= RECORDS SUPPLIED =
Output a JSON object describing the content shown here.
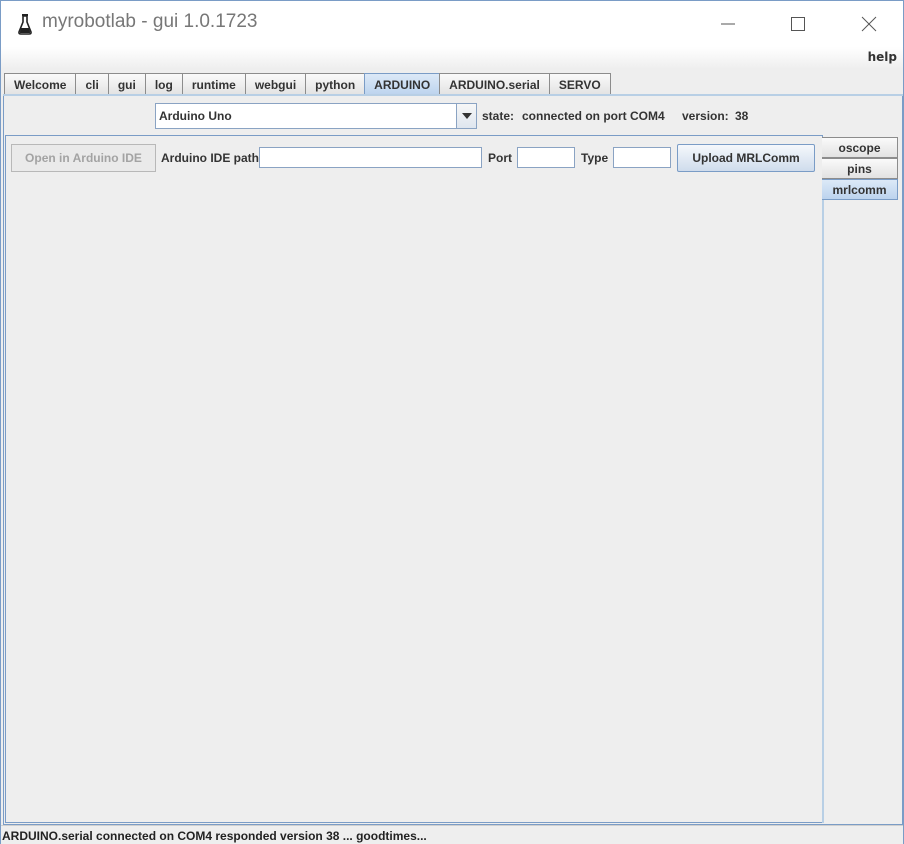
{
  "window": {
    "title": "myrobotlab - gui 1.0.1723",
    "icon": "flask-icon",
    "controls": [
      "minimize-icon",
      "maximize-icon",
      "close-icon"
    ]
  },
  "menu": {
    "help": "help"
  },
  "tabs": [
    {
      "label": "Welcome"
    },
    {
      "label": "cli"
    },
    {
      "label": "gui"
    },
    {
      "label": "log"
    },
    {
      "label": "runtime"
    },
    {
      "label": "webgui"
    },
    {
      "label": "python"
    },
    {
      "label": "ARDUINO",
      "active": true
    },
    {
      "label": "ARDUINO.serial"
    },
    {
      "label": "SERVO"
    }
  ],
  "board": {
    "selected": "Arduino Uno",
    "state_label": "state:",
    "state_value": "connected on port COM4",
    "version_label": "version:",
    "version_value": "38"
  },
  "mrlcomm": {
    "open_ide_label": "Open in Arduino IDE",
    "ide_path_label": "Arduino IDE path",
    "ide_path_value": "",
    "port_label": "Port",
    "port_value": "",
    "type_label": "Type",
    "type_value": "",
    "upload_label": "Upload MRLComm"
  },
  "side_tabs": [
    {
      "label": "oscope"
    },
    {
      "label": "pins"
    },
    {
      "label": "mrlcomm",
      "active": true
    }
  ],
  "status": "ARDUINO.serial connected on COM4 responded version 38 ... goodtimes...",
  "colors": {
    "accent": "#bcd3ee",
    "border": "#7a9cc6",
    "background": "#eeeeee"
  }
}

= TASK TO CARRY OUT =
Where a line contains the string "connected", extract that line.

= FINISHED EXERCISE =
    "state_value": "connected on port COM4",
  "status": "ARDUINO.serial connected on COM4 responded version 38 ... goodtimes...",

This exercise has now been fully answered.